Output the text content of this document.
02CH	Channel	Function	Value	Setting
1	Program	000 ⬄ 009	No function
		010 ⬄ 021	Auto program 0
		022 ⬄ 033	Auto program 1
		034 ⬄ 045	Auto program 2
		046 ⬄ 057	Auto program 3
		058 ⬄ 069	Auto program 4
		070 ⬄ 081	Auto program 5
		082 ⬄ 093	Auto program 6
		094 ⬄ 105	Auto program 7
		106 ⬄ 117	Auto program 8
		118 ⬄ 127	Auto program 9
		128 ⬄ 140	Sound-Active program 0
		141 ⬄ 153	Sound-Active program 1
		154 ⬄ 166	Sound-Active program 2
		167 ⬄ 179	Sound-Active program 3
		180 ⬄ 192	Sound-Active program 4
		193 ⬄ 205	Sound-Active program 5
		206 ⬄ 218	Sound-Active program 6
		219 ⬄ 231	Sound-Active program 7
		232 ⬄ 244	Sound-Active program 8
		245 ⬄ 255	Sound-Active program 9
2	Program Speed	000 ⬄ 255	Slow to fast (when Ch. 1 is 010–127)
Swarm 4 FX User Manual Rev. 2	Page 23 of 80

......

GIVEN EXERCISE: Copy each record from above without leaving any out.

TASK OUTPUT:
Output the text content of this document.
02CH	Channel	Function	Value	Setting
1	Program	000 ⬄ 009	No function
		010 ⬄ 021	Auto program 0
		022 ⬄ 033	Auto program 1
		034 ⬄ 045	Auto program 2
		046 ⬄ 057	Auto program 3
		058 ⬄ 069	Auto program 4
		070 ⬄ 081	Auto program 5
		082 ⬄ 093	Auto program 6
		094 ⬄ 105	Auto program 7
		106 ⬄ 117	Auto program 8
		118 ⬄ 127	Auto program 9
		128 ⬄ 140	Sound-Active program 0
		141 ⬄ 153	Sound-Active program 1
		154 ⬄ 166	Sound-Active program 2
		167 ⬄ 179	Sound-Active program 3
		180 ⬄ 192	Sound-Active program 4
		193 ⬄ 205	Sound-Active program 5
		206 ⬄ 218	Sound-Active program 6
		219 ⬄ 231	Sound-Active program 7
		232 ⬄ 244	Sound-Active program 8
		245 ⬄ 255	Sound-Active program 9
2	Program Speed	000 ⬄ 255	Slow to fast (when Ch. 1 is 010–127)
Swarm 4 FX User Manual Rev. 2	Page 23 of 80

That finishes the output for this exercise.